Short task » Every line below that contains "JSON" is to be copied.
————————
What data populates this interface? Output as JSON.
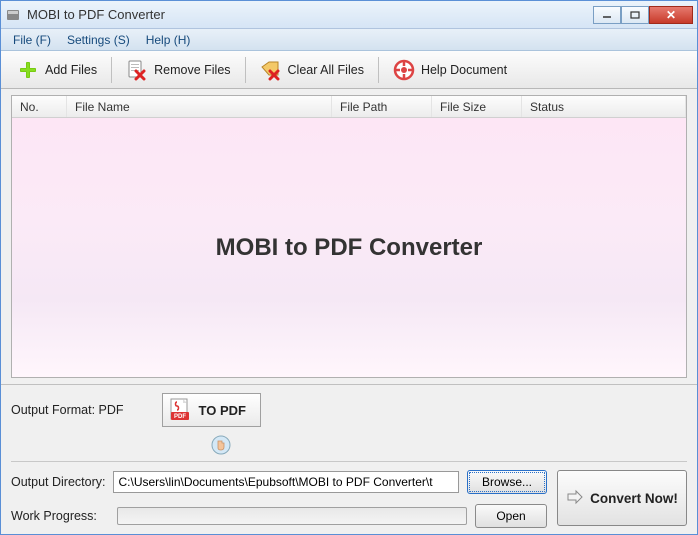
{
  "window": {
    "title": "MOBI to PDF Converter"
  },
  "menu": {
    "file": "File (F)",
    "settings": "Settings (S)",
    "help": "Help (H)"
  },
  "toolbar": {
    "add": "Add Files",
    "remove": "Remove Files",
    "clear": "Clear All Files",
    "helpdoc": "Help Document"
  },
  "list": {
    "columns": {
      "no": "No.",
      "name": "File Name",
      "path": "File Path",
      "size": "File Size",
      "status": "Status"
    },
    "watermark": "MOBI to PDF Converter"
  },
  "output": {
    "format_label": "Output Format: PDF",
    "to_pdf": "TO PDF",
    "dir_label": "Output Directory:",
    "dir_value": "C:\\Users\\lin\\Documents\\Epubsoft\\MOBI to PDF Converter\\t",
    "browse": "Browse...",
    "open": "Open",
    "progress_label": "Work Progress:",
    "convert": "Convert Now!"
  }
}
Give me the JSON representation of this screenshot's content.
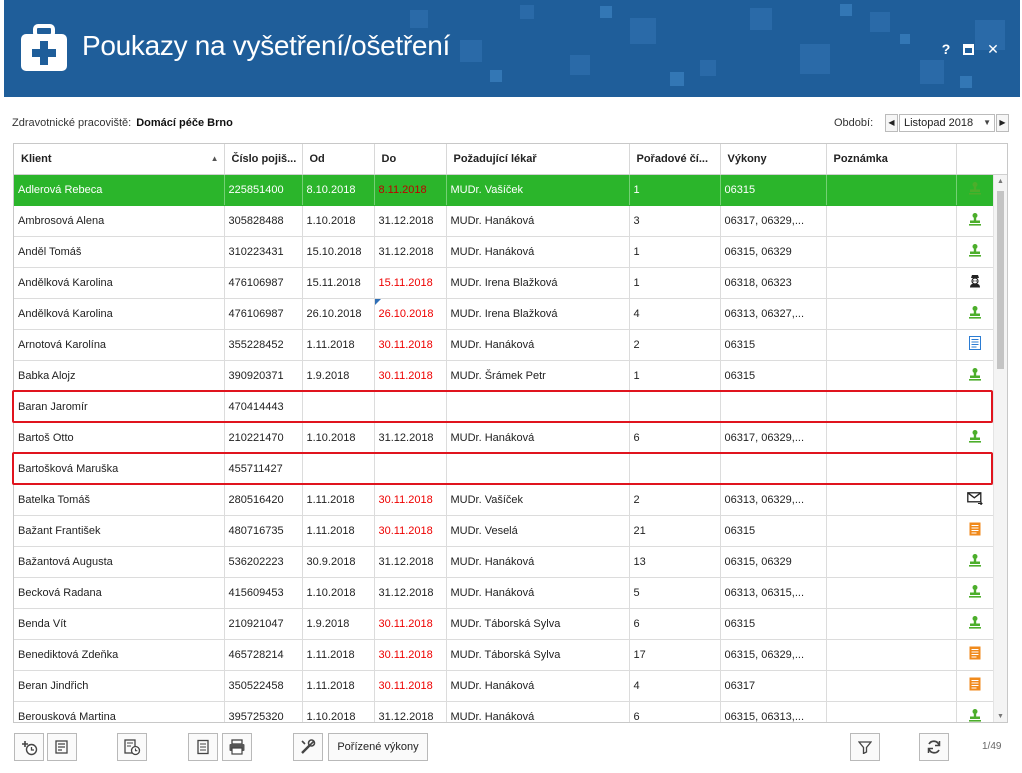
{
  "window": {
    "title": "Poukazy na vyšetření/ošetření",
    "help_label": "?",
    "close_label": "✕"
  },
  "filter": {
    "workplace_label": "Zdravotnické pracoviště:",
    "workplace_value": "Domácí péče Brno",
    "period_label": "Období:",
    "period_value": "Listopad 2018"
  },
  "table": {
    "columns": [
      "Klient",
      "Číslo pojiš...",
      "Od",
      "Do",
      "Požadující lékař",
      "Pořadové čí...",
      "Výkony",
      "Poznámka",
      ""
    ],
    "rows": [
      {
        "klient": "Adlerová Rebeca",
        "cislo": "225851400",
        "od": "8.10.2018",
        "do": "8.11.2018",
        "do_red": true,
        "lekar": "MUDr. Vašíček",
        "poradi": "1",
        "vykony": "06315",
        "poznamka": "",
        "icon": "stamp-green",
        "selected": true
      },
      {
        "klient": "Ambrosová Alena",
        "cislo": "305828488",
        "od": "1.10.2018",
        "do": "31.12.2018",
        "do_red": false,
        "lekar": "MUDr. Hanáková",
        "poradi": "3",
        "vykony": "06317, 06329,...",
        "poznamka": "",
        "icon": "stamp-green"
      },
      {
        "klient": "Anděl Tomáš",
        "cislo": "310223431",
        "od": "15.10.2018",
        "do": "31.12.2018",
        "do_red": false,
        "lekar": "MUDr. Hanáková",
        "poradi": "1",
        "vykony": "06315, 06329",
        "poznamka": "",
        "icon": "stamp-green"
      },
      {
        "klient": "Andělková Karolina",
        "cislo": "476106987",
        "od": "15.11.2018",
        "do": "15.11.2018",
        "do_red": true,
        "lekar": "MUDr. Irena Blažková",
        "poradi": "1",
        "vykony": "06318, 06323",
        "poznamka": "",
        "icon": "agent"
      },
      {
        "klient": "Andělková Karolina",
        "cislo": "476106987",
        "od": "26.10.2018",
        "do": "26.10.2018",
        "do_red": true,
        "corner": true,
        "lekar": "MUDr. Irena Blažková",
        "poradi": "4",
        "vykony": "06313, 06327,...",
        "poznamka": "",
        "icon": "stamp-green"
      },
      {
        "klient": "Arnotová Karolína",
        "cislo": "355228452",
        "od": "1.11.2018",
        "do": "30.11.2018",
        "do_red": true,
        "lekar": "MUDr. Hanáková",
        "poradi": "2",
        "vykony": "06315",
        "poznamka": "",
        "icon": "doc-blue"
      },
      {
        "klient": "Babka Alojz",
        "cislo": "390920371",
        "od": "1.9.2018",
        "do": "30.11.2018",
        "do_red": true,
        "lekar": "MUDr. Šrámek Petr",
        "poradi": "1",
        "vykony": "06315",
        "poznamka": "",
        "icon": "stamp-green"
      },
      {
        "klient": "Baran Jaromír",
        "cislo": "470414443",
        "od": "",
        "do": "",
        "do_red": false,
        "lekar": "",
        "poradi": "",
        "vykony": "",
        "poznamka": "",
        "icon": ""
      },
      {
        "klient": "Bartoš Otto",
        "cislo": "210221470",
        "od": "1.10.2018",
        "do": "31.12.2018",
        "do_red": false,
        "lekar": "MUDr. Hanáková",
        "poradi": "6",
        "vykony": "06317, 06329,...",
        "poznamka": "",
        "icon": "stamp-green"
      },
      {
        "klient": "Bartošková Maruška",
        "cislo": "455711427",
        "od": "",
        "do": "",
        "do_red": false,
        "lekar": "",
        "poradi": "",
        "vykony": "",
        "poznamka": "",
        "icon": ""
      },
      {
        "klient": "Batelka Tomáš",
        "cislo": "280516420",
        "od": "1.11.2018",
        "do": "30.11.2018",
        "do_red": true,
        "lekar": "MUDr. Vašíček",
        "poradi": "2",
        "vykony": "06313, 06329,...",
        "poznamka": "",
        "icon": "envelope"
      },
      {
        "klient": "Bažant František",
        "cislo": "480716735",
        "od": "1.11.2018",
        "do": "30.11.2018",
        "do_red": true,
        "lekar": "MUDr. Veselá",
        "poradi": "21",
        "vykony": "06315",
        "poznamka": "",
        "icon": "doc-orange"
      },
      {
        "klient": "Bažantová Augusta",
        "cislo": "536202223",
        "od": "30.9.2018",
        "do": "31.12.2018",
        "do_red": false,
        "lekar": "MUDr. Hanáková",
        "poradi": "13",
        "vykony": "06315, 06329",
        "poznamka": "",
        "icon": "stamp-green"
      },
      {
        "klient": "Becková Radana",
        "cislo": "415609453",
        "od": "1.10.2018",
        "do": "31.12.2018",
        "do_red": false,
        "lekar": "MUDr. Hanáková",
        "poradi": "5",
        "vykony": "06313, 06315,...",
        "poznamka": "",
        "icon": "stamp-green"
      },
      {
        "klient": "Benda Vít",
        "cislo": "210921047",
        "od": "1.9.2018",
        "do": "30.11.2018",
        "do_red": true,
        "lekar": "MUDr. Táborská Sylva",
        "poradi": "6",
        "vykony": "06315",
        "poznamka": "",
        "icon": "stamp-green"
      },
      {
        "klient": "Benediktová Zdeňka",
        "cislo": "465728214",
        "od": "1.11.2018",
        "do": "30.11.2018",
        "do_red": true,
        "lekar": "MUDr. Táborská Sylva",
        "poradi": "17",
        "vykony": "06315, 06329,...",
        "poznamka": "",
        "icon": "doc-orange"
      },
      {
        "klient": "Beran Jindřich",
        "cislo": "350522458",
        "od": "1.11.2018",
        "do": "30.11.2018",
        "do_red": true,
        "lekar": "MUDr. Hanáková",
        "poradi": "4",
        "vykony": "06317",
        "poznamka": "",
        "icon": "doc-orange"
      },
      {
        "klient": "Berousková Martina",
        "cislo": "395725320",
        "od": "1.10.2018",
        "do": "31.12.2018",
        "do_red": false,
        "lekar": "MUDr. Hanáková",
        "poradi": "6",
        "vykony": "06315, 06313,...",
        "poznamka": "",
        "icon": "stamp-green"
      }
    ]
  },
  "toolbar": {
    "services_button_label": "Pořízené výkony",
    "pager": "1/49"
  },
  "colors": {
    "header_bg": "#1f5e9a",
    "selected_row": "#2bb52b",
    "date_red": "#e00000",
    "highlight_box": "#e0141e"
  }
}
————————
Exercise output »
What data populates this interface? Output as JSON.
Give me the JSON representation of this screenshot's content.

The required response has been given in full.